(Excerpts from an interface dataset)
[Start of section]

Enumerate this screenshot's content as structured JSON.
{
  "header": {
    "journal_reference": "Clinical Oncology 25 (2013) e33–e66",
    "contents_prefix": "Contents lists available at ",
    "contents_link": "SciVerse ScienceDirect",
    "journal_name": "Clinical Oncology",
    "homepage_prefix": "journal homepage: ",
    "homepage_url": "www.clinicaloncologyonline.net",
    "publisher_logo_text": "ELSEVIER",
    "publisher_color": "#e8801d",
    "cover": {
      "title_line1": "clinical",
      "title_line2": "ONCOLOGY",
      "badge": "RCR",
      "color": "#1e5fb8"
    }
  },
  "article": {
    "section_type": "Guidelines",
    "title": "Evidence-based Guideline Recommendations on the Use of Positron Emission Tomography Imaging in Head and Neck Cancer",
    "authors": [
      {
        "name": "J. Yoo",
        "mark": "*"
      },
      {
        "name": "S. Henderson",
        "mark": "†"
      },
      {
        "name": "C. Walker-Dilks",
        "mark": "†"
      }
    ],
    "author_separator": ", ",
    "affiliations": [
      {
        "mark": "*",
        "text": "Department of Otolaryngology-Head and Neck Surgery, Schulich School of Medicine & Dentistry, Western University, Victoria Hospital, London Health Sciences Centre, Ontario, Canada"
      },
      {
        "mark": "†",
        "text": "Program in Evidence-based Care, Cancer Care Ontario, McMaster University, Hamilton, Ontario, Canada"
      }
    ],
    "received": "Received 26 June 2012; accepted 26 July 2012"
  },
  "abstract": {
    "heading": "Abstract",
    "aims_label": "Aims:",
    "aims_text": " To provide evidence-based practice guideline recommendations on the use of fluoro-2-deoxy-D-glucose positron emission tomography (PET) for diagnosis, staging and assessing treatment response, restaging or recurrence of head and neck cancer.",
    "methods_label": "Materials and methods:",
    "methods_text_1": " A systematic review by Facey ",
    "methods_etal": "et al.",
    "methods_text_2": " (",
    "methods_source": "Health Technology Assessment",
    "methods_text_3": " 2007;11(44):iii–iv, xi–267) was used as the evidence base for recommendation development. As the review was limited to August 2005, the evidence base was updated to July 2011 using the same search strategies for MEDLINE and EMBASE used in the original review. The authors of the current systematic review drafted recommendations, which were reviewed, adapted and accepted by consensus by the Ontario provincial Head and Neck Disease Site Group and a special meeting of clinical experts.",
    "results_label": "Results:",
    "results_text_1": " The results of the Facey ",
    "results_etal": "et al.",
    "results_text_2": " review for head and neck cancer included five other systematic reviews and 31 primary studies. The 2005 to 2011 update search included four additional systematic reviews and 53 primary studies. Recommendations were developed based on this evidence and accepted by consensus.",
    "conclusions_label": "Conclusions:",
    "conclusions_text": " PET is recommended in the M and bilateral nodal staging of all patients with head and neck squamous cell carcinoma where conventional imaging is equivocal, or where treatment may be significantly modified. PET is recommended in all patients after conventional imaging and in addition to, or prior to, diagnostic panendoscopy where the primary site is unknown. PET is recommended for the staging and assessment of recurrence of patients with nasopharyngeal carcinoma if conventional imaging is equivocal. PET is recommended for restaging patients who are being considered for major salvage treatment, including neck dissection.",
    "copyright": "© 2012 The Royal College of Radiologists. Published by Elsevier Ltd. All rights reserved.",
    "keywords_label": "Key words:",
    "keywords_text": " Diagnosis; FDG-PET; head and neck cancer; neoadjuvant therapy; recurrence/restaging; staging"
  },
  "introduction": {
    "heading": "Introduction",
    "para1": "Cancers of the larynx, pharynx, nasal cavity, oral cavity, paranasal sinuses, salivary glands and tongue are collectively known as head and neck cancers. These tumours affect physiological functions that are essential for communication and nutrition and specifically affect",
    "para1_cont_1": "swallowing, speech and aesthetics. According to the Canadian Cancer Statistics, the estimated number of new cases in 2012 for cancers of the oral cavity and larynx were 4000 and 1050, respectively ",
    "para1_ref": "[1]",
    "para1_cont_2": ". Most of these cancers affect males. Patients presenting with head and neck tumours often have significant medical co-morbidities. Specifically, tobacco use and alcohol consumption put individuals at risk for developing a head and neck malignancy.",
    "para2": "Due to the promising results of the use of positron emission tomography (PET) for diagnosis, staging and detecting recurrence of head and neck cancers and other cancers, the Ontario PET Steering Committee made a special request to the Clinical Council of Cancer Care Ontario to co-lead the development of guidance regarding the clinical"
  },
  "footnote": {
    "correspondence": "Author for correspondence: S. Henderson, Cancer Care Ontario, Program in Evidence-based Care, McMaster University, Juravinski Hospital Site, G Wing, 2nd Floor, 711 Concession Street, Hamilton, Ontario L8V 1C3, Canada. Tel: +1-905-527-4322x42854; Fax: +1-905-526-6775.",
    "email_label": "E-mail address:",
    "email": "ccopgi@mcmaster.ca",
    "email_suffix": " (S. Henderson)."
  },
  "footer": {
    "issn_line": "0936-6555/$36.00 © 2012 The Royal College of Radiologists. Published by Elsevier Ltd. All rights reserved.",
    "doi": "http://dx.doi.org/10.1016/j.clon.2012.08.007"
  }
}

[End of section]

**TASK REQUIREMENTS:** With nothing left out, copy every record exactly.

**EXERCISE RESULT:**
Enumerate this screenshot's content as structured JSON.
{
  "header": {
    "journal_reference": "Clinical Oncology 25 (2013) e33–e66",
    "contents_prefix": "Contents lists available at ",
    "contents_link": "SciVerse ScienceDirect",
    "journal_name": "Clinical Oncology",
    "homepage_prefix": "journal homepage: ",
    "homepage_url": "www.clinicaloncologyonline.net",
    "publisher_logo_text": "ELSEVIER",
    "publisher_color": "#e8801d",
    "cover": {
      "title_line1": "clinical",
      "title_line2": "ONCOLOGY",
      "badge": "RCR",
      "color": "#1e5fb8"
    }
  },
  "article": {
    "section_type": "Guidelines",
    "title": "Evidence-based Guideline Recommendations on the Use of Positron Emission Tomography Imaging in Head and Neck Cancer",
    "authors": [
      {
        "name": "J. Yoo",
        "mark": "*"
      },
      {
        "name": "S. Henderson",
        "mark": "†"
      },
      {
        "name": "C. Walker-Dilks",
        "mark": "†"
      }
    ],
    "author_separator": ", ",
    "affiliations": [
      {
        "mark": "*",
        "text": "Department of Otolaryngology-Head and Neck Surgery, Schulich School of Medicine & Dentistry, Western University, Victoria Hospital, London Health Sciences Centre, Ontario, Canada"
      },
      {
        "mark": "†",
        "text": "Program in Evidence-based Care, Cancer Care Ontario, McMaster University, Hamilton, Ontario, Canada"
      }
    ],
    "received": "Received 26 June 2012; accepted 26 July 2012"
  },
  "abstract": {
    "heading": "Abstract",
    "aims_label": "Aims:",
    "aims_text": " To provide evidence-based practice guideline recommendations on the use of fluoro-2-deoxy-D-glucose positron emission tomography (PET) for diagnosis, staging and assessing treatment response, restaging or recurrence of head and neck cancer.",
    "methods_label": "Materials and methods:",
    "methods_text_1": " A systematic review by Facey ",
    "methods_etal": "et al.",
    "methods_text_2": " (",
    "methods_source": "Health Technology Assessment",
    "methods_text_3": " 2007;11(44):iii–iv, xi–267) was used as the evidence base for recommendation development. As the review was limited to August 2005, the evidence base was updated to July 2011 using the same search strategies for MEDLINE and EMBASE used in the original review. The authors of the current systematic review drafted recommendations, which were reviewed, adapted and accepted by consensus by the Ontario provincial Head and Neck Disease Site Group and a special meeting of clinical experts.",
    "results_label": "Results:",
    "results_text_1": " The results of the Facey ",
    "results_etal": "et al.",
    "results_text_2": " review for head and neck cancer included five other systematic reviews and 31 primary studies. The 2005 to 2011 update search included four additional systematic reviews and 53 primary studies. Recommendations were developed based on this evidence and accepted by consensus.",
    "conclusions_label": "Conclusions:",
    "conclusions_text": " PET is recommended in the M and bilateral nodal staging of all patients with head and neck squamous cell carcinoma where conventional imaging is equivocal, or where treatment may be significantly modified. PET is recommended in all patients after conventional imaging and in addition to, or prior to, diagnostic panendoscopy where the primary site is unknown. PET is recommended for the staging and assessment of recurrence of patients with nasopharyngeal carcinoma if conventional imaging is equivocal. PET is recommended for restaging patients who are being considered for major salvage treatment, including neck dissection.",
    "copyright": "© 2012 The Royal College of Radiologists. Published by Elsevier Ltd. All rights reserved.",
    "keywords_label": "Key words:",
    "keywords_text": " Diagnosis; FDG-PET; head and neck cancer; neoadjuvant therapy; recurrence/restaging; staging"
  },
  "introduction": {
    "heading": "Introduction",
    "para1": "Cancers of the larynx, pharynx, nasal cavity, oral cavity, paranasal sinuses, salivary glands and tongue are collectively known as head and neck cancers. These tumours affect physiological functions that are essential for communication and nutrition and specifically affect",
    "para1_cont_1": "swallowing, speech and aesthetics. According to the Canadian Cancer Statistics, the estimated number of new cases in 2012 for cancers of the oral cavity and larynx were 4000 and 1050, respectively ",
    "para1_ref": "[1]",
    "para1_cont_2": ". Most of these cancers affect males. Patients presenting with head and neck tumours often have significant medical co-morbidities. Specifically, tobacco use and alcohol consumption put individuals at risk for developing a head and neck malignancy.",
    "para2": "Due to the promising results of the use of positron emission tomography (PET) for diagnosis, staging and detecting recurrence of head and neck cancers and other cancers, the Ontario PET Steering Committee made a special request to the Clinical Council of Cancer Care Ontario to co-lead the development of guidance regarding the clinical"
  },
  "footnote": {
    "correspondence": "Author for correspondence: S. Henderson, Cancer Care Ontario, Program in Evidence-based Care, McMaster University, Juravinski Hospital Site, G Wing, 2nd Floor, 711 Concession Street, Hamilton, Ontario L8V 1C3, Canada. Tel: +1-905-527-4322x42854; Fax: +1-905-526-6775.",
    "email_label": "E-mail address:",
    "email": "ccopgi@mcmaster.ca",
    "email_suffix": " (S. Henderson)."
  },
  "footer": {
    "issn_line": "0936-6555/$36.00 © 2012 The Royal College of Radiologists. Published by Elsevier Ltd. All rights reserved.",
    "doi": "http://dx.doi.org/10.1016/j.clon.2012.08.007"
  }
}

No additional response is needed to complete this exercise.